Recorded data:

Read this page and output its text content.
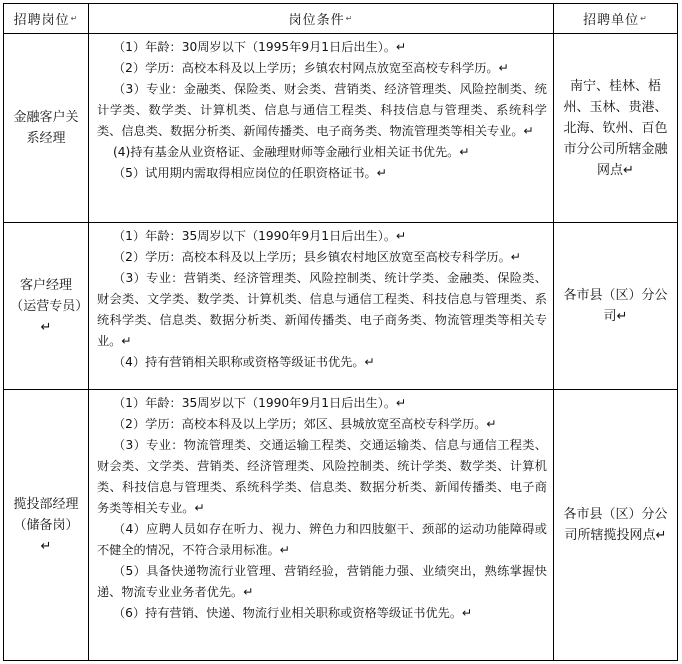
招聘岗位 ↵	岗位条件 ↵	招聘单位 ↵
金融客户关系经理

（1）年龄：30周岁以下（1995年9月1日后出生）。↵

（2）学历：高校本科及以上学历；乡镇农村网点放宽至高校专科学历。↵

（3）专业：金融类、保险类、财会类、营销类、经济管理类、风险控制类、统计学类、数学类、计算机类、信息与通信工程类、科技信息与管理类、系统科学类、信息类、数据分析类、新闻传播类、电子商务类、物流管理类等相关专业。↵

(4)持有基金从业资格证、金融理财师等金融行业相关证书优先。↵

（5）试用期内需取得相应岗位的任职资格证书。↵

南宁、桂林、梧州、玉林、贵港、北海、钦州、百色市分公司所辖金融网点↵
客户经理（运营专员）↵

（1）年龄：35周岁以下（1990年9月1日后出生）。↵

（2）学历：高校本科及以上学历；县乡镇农村地区放宽至高校专科学历。↵

（3）专业：营销类、经济管理类、风险控制类、统计学类、金融类、保险类、财会类、文学类、数学类、计算机类、信息与通信工程类、科技信息与管理类、系统科学类、信息类、数据分析类、新闻传播类、电子商务类、物流管理类等相关专业。↵

（4）持有营销相关职称或资格等级证书优先。↵

各市县（区）分公司↵
揽投部经理（储备岗）↵

（1）年龄：35周岁以下（1990年9月1日后出生）。↵

（2）学历：高校本科及以上学历；郊区、县城放宽至高校专科学历。↵

（3）专业：物流管理类、交通运输工程类、交通运输类、信息与通信工程类、财会类、文学类、营销类、经济管理类、风险控制类、统计学类、数学类、计算机类、科技信息与管理类、系统科学类、信息类、数据分析类、新闻传播类、电子商务类等相关专业。↵

（4）应聘人员如存在听力、视力、辨色力和四肢躯干、颈部的运动功能障碍或不健全的情况，不符合录用标准。↵

（5）具备快递物流行业管理、营销经验，营销能力强、业绩突出，熟练掌握快递、物流专业业务者优先。↵

（6）持有营销、快递、物流行业相关职称或资格等级证书优先。↵

各市县（区）分公司所辖揽投网点↵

> WHAT YOU HAVE TO DO
Extract every line above that contains the word "新闻传播类".

> RESPONSE TO THE TASK
（3）专业：金融类、保险类、财会类、营销类、经济管理类、风险控制类、统计学类、数学类、计算机类、信息与通信工程类、科技信息与管理类、系统科学类、信息类、数据分析类、新闻传播类、电子商务类、物流管理类等相关专业。↵
（3）专业：营销类、经济管理类、风险控制类、统计学类、金融类、保险类、财会类、文学类、数学类、计算机类、信息与通信工程类、科技信息与管理类、系统科学类、信息类、数据分析类、新闻传播类、电子商务类、物流管理类等相关专业。↵
（3）专业：物流管理类、交通运输工程类、交通运输类、信息与通信工程类、财会类、文学类、营销类、经济管理类、风险控制类、统计学类、数学类、计算机类、科技信息与管理类、系统科学类、信息类、数据分析类、新闻传播类、电子商务类等相关专业。↵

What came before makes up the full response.